## TASK BRIEF
Examine the material below and count the lines that hold the word "Agricultural". Report only the number.
* begin EXERCISE INPUTS *
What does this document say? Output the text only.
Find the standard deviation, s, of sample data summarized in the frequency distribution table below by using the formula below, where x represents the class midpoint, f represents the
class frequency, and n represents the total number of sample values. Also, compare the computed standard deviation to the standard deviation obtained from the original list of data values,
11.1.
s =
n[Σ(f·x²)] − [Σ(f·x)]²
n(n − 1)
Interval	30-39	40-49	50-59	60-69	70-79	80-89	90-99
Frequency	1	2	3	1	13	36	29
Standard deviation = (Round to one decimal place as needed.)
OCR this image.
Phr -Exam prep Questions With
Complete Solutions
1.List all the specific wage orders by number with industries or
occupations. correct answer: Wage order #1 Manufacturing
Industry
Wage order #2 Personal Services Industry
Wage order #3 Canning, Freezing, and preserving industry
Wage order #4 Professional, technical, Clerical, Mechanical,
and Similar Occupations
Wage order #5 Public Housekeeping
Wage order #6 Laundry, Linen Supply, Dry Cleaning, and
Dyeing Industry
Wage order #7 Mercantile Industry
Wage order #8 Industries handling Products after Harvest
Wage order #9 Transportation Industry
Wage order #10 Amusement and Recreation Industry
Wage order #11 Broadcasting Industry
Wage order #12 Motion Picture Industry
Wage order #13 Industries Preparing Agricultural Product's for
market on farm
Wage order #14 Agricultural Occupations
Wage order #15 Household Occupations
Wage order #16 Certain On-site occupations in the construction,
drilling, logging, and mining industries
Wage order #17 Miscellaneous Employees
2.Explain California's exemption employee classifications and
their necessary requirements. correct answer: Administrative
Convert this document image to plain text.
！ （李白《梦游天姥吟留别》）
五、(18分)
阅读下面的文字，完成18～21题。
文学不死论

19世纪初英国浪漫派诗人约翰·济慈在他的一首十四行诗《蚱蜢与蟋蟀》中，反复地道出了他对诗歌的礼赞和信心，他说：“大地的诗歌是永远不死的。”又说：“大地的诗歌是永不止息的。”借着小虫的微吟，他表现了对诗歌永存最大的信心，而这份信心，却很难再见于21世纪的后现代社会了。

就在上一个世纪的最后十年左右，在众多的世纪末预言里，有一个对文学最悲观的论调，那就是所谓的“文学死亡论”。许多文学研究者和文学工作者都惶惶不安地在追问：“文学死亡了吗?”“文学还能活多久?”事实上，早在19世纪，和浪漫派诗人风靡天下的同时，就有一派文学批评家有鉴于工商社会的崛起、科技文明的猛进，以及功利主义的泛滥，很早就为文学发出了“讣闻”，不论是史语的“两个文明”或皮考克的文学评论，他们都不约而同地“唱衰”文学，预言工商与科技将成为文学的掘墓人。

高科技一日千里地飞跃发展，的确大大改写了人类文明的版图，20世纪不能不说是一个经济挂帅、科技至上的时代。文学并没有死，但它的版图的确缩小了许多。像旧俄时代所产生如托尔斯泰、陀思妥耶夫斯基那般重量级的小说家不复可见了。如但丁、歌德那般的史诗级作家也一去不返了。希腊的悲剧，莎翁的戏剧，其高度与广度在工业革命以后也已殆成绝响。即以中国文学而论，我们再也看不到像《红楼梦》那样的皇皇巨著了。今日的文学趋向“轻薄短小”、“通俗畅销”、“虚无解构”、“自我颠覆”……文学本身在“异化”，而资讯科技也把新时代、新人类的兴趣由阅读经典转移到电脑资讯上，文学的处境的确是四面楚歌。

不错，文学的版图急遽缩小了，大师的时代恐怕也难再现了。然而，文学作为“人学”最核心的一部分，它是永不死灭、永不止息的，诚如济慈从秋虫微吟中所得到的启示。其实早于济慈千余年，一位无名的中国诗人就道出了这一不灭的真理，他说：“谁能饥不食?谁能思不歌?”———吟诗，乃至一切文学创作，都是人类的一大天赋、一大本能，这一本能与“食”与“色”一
* end EXERCISE INPUTS *
## COMPLETED EXERCISE
2